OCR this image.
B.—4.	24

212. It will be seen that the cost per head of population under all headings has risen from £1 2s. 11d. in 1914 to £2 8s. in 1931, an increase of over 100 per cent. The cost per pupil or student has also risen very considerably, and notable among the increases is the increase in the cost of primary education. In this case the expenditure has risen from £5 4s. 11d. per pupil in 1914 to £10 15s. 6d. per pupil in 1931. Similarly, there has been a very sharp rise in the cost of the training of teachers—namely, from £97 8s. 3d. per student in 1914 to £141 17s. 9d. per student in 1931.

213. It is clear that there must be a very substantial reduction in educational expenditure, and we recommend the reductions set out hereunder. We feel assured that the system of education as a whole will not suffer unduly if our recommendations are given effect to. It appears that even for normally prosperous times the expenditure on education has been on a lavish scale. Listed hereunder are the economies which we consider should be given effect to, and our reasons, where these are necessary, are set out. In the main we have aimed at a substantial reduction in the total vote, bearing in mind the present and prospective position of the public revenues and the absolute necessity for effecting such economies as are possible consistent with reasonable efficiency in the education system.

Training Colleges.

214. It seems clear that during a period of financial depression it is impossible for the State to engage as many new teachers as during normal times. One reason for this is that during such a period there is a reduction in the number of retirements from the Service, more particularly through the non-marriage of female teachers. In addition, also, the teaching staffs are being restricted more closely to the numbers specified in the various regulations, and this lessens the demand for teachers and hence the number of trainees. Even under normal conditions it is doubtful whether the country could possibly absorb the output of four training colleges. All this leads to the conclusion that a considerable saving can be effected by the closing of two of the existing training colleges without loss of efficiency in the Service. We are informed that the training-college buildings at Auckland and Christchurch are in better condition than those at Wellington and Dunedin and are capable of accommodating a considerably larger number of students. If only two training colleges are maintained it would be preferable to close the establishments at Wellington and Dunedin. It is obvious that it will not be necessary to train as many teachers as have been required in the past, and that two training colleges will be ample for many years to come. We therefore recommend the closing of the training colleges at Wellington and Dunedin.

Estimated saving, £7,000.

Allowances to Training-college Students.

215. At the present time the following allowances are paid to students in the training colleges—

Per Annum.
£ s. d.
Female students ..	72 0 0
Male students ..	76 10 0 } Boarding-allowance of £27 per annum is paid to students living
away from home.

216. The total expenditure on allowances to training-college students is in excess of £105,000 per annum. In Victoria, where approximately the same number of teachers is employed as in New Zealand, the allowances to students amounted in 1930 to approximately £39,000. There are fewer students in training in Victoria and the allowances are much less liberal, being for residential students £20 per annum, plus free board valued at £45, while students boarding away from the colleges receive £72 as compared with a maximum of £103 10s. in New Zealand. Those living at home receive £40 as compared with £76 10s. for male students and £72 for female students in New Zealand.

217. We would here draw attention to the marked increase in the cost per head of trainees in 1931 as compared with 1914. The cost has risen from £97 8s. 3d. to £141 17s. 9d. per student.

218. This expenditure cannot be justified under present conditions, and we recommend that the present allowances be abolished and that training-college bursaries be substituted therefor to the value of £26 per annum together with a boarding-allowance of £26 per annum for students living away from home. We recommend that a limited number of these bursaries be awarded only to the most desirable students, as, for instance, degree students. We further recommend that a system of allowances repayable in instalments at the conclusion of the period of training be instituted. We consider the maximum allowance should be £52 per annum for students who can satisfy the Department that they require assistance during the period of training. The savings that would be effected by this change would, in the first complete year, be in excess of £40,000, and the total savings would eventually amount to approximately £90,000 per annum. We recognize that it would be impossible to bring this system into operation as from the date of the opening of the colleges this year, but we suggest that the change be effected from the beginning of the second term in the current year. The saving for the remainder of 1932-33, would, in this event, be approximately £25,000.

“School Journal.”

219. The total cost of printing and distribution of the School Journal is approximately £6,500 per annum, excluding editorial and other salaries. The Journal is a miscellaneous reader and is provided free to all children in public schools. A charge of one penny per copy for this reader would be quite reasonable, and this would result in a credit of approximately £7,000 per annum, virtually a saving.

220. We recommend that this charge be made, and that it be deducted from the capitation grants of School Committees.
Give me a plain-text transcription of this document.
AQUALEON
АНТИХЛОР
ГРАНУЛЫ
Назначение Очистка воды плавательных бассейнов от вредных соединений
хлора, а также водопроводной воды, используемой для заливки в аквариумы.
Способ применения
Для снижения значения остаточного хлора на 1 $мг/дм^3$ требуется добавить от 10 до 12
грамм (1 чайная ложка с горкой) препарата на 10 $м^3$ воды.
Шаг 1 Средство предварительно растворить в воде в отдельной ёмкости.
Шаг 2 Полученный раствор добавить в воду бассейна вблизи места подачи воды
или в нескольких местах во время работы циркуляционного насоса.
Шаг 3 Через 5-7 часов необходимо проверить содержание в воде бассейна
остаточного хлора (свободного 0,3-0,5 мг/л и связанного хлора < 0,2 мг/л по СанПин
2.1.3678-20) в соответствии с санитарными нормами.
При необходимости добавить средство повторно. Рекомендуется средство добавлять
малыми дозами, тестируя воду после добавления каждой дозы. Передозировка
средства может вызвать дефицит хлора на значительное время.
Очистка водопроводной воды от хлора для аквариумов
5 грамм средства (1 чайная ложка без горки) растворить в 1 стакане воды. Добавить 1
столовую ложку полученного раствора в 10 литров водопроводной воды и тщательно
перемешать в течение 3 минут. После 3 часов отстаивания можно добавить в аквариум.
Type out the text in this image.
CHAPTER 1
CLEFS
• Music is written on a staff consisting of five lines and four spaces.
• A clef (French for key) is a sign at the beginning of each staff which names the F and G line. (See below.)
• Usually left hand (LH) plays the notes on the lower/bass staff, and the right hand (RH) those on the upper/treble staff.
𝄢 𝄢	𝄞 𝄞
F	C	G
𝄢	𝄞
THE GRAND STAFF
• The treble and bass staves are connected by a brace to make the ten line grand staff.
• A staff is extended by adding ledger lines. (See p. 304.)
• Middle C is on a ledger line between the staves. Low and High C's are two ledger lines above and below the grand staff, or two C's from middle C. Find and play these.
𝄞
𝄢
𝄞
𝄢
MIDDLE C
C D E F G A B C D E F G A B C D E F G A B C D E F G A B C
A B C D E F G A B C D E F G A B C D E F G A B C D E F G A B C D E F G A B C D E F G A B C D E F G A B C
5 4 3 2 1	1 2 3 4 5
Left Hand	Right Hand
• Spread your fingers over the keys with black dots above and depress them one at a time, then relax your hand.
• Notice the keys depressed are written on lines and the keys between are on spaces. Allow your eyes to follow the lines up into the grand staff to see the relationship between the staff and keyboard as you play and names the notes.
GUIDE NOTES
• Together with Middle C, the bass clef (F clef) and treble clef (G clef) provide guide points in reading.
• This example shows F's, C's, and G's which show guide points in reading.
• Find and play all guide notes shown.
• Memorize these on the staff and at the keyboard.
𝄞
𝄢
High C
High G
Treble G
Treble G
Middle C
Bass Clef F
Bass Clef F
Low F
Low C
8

━━━━

-- Given instruction --
Take the material above and return all of it exactly.

-- Answer --
OCR this image.
B.—4.	24

212. It will be seen that the cost per head of population under all headings has risen from £1 2s. 11d. in 1914 to £2 8s. in 1931, an increase of over 100 per cent. The cost per pupil or student has also risen very considerably, and notable among the increases is the increase in the cost of primary education. In this case the expenditure has risen from £5 4s. 11d. per pupil in 1914 to £10 15s. 6d. per pupil in 1931. Similarly, there has been a very sharp rise in the cost of the training of teachers—namely, from £97 8s. 3d. per student in 1914 to £141 17s. 9d. per student in 1931.

213. It is clear that there must be a very substantial reduction in educational expenditure, and we recommend the reductions set out hereunder. We feel assured that the system of education as a whole will not suffer unduly if our recommendations are given effect to. It appears that even for normally prosperous times the expenditure on education has been on a lavish scale. Listed hereunder are the economies which we consider should be given effect to, and our reasons, where these are necessary, are set out. In the main we have aimed at a substantial reduction in the total vote, bearing in mind the present and prospective position of the public revenues and the absolute necessity for effecting such economies as are possible consistent with reasonable efficiency in the education system.

Training Colleges.

214. It seems clear that during a period of financial depression it is impossible for the State to engage as many new teachers as during normal times. One reason for this is that during such a period there is a reduction in the number of retirements from the Service, more particularly through the non-marriage of female teachers. In addition, also, the teaching staffs are being restricted more closely to the numbers specified in the various regulations, and this lessens the demand for teachers and hence the number of trainees. Even under normal conditions it is doubtful whether the country could possibly absorb the output of four training colleges. All this leads to the conclusion that a considerable saving can be effected by the closing of two of the existing training colleges without loss of efficiency in the Service. We are informed that the training-college buildings at Auckland and Christchurch are in better condition than those at Wellington and Dunedin and are capable of accommodating a considerably larger number of students. If only two training colleges are maintained it would be preferable to close the establishments at Wellington and Dunedin. It is obvious that it will not be necessary to train as many teachers as have been required in the past, and that two training colleges will be ample for many years to come. We therefore recommend the closing of the training colleges at Wellington and Dunedin.

Estimated saving, £7,000.

Allowances to Training-college Students.

215. At the present time the following allowances are paid to students in the training colleges—

Per Annum.
£ s. d.
Female students ..	72 0 0
Male students ..	76 10 0 } Boarding-allowance of £27 per annum is paid to students living
away from home.

216. The total expenditure on allowances to training-college students is in excess of £105,000 per annum. In Victoria, where approximately the same number of teachers is employed as in New Zealand, the allowances to students amounted in 1930 to approximately £39,000. There are fewer students in training in Victoria and the allowances are much less liberal, being for residential students £20 per annum, plus free board valued at £45, while students boarding away from the colleges receive £72 as compared with a maximum of £103 10s. in New Zealand. Those living at home receive £40 as compared with £76 10s. for male students and £72 for female students in New Zealand.

217. We would here draw attention to the marked increase in the cost per head of trainees in 1931 as compared with 1914. The cost has risen from £97 8s. 3d. to £141 17s. 9d. per student.

218. This expenditure cannot be justified under present conditions, and we recommend that the present allowances be abolished and that training-college bursaries be substituted therefor to the value of £26 per annum together with a boarding-allowance of £26 per annum for students living away from home. We recommend that a limited number of these bursaries be awarded only to the most desirable students, as, for instance, degree students. We further recommend that a system of allowances repayable in instalments at the conclusion of the period of training be instituted. We consider the maximum allowance should be £52 per annum for students who can satisfy the Department that they require assistance during the period of training. The savings that would be effected by this change would, in the first complete year, be in excess of £40,000, and the total savings would eventually amount to approximately £90,000 per annum. We recognize that it would be impossible to bring this system into operation as from the date of the opening of the colleges this year, but we suggest that the change be effected from the beginning of the second term in the current year. The saving for the remainder of 1932-33, would, in this event, be approximately £25,000.

“School Journal.”

219. The total cost of printing and distribution of the School Journal is approximately £6,500 per annum, excluding editorial and other salaries. The Journal is a miscellaneous reader and is provided free to all children in public schools. A charge of one penny per copy for this reader would be quite reasonable, and this would result in a credit of approximately £7,000 per annum, virtually a saving.

220. We recommend that this charge be made, and that it be deducted from the capitation grants of School Committees.
Give me a plain-text transcription of this document.
AQUALEON
АНТИХЛОР
ГРАНУЛЫ
Назначение Очистка воды плавательных бассейнов от вредных соединений
хлора, а также водопроводной воды, используемой для заливки в аквариумы.
Способ применения
Для снижения значения остаточного хлора на 1 $мг/дм^3$ требуется добавить от 10 до 12
грамм (1 чайная ложка с горкой) препарата на 10 $м^3$ воды.
Шаг 1 Средство предварительно растворить в воде в отдельной ёмкости.
Шаг 2 Полученный раствор добавить в воду бассейна вблизи места подачи воды
или в нескольких местах во время работы циркуляционного насоса.
Шаг 3 Через 5-7 часов необходимо проверить содержание в воде бассейна
остаточного хлора (свободного 0,3-0,5 мг/л и связанного хлора < 0,2 мг/л по СанПин
2.1.3678-20) в соответствии с санитарными нормами.
При необходимости добавить средство повторно. Рекомендуется средство добавлять
малыми дозами, тестируя воду после добавления каждой дозы. Передозировка
средства может вызвать дефицит хлора на значительное время.
Очистка водопроводной воды от хлора для аквариумов
5 грамм средства (1 чайная ложка без горки) растворить в 1 стакане воды. Добавить 1
столовую ложку полученного раствора в 10 литров водопроводной воды и тщательно
перемешать в течение 3 минут. После 3 часов отстаивания можно добавить в аквариум.
Type out the text in this image.
CHAPTER 1
CLEFS
• Music is written on a staff consisting of five lines and four spaces.
• A clef (French for key) is a sign at the beginning of each staff which names the F and G line. (See below.)
• Usually left hand (LH) plays the notes on the lower/bass staff, and the right hand (RH) those on the upper/treble staff.
𝄢 𝄢	𝄞 𝄞
F	C	G
𝄢	𝄞
THE GRAND STAFF
• The treble and bass staves are connected by a brace to make the ten line grand staff.
• A staff is extended by adding ledger lines. (See p. 304.)
• Middle C is on a ledger line between the staves. Low and High C's are two ledger lines above and below the grand staff, or two C's from middle C. Find and play these.
𝄞
𝄢
𝄞
𝄢
MIDDLE C
C D E F G A B C D E F G A B C D E F G A B C D E F G A B C
A B C D E F G A B C D E F G A B C D E F G A B C D E F G A B C D E F G A B C D E F G A B C D E F G A B C
5 4 3 2 1	1 2 3 4 5
Left Hand	Right Hand
• Spread your fingers over the keys with black dots above and depress them one at a time, then relax your hand.
• Notice the keys depressed are written on lines and the keys between are on spaces. Allow your eyes to follow the lines up into the grand staff to see the relationship between the staff and keyboard as you play and names the notes.
GUIDE NOTES
• Together with Middle C, the bass clef (F clef) and treble clef (G clef) provide guide points in reading.
• This example shows F's, C's, and G's which show guide points in reading.
• Find and play all guide notes shown.
• Memorize these on the staff and at the keyboard.
𝄞
𝄢
High C
High G
Treble G
Treble G
Middle C
Bass Clef F
Bass Clef F
Low F
Low C
8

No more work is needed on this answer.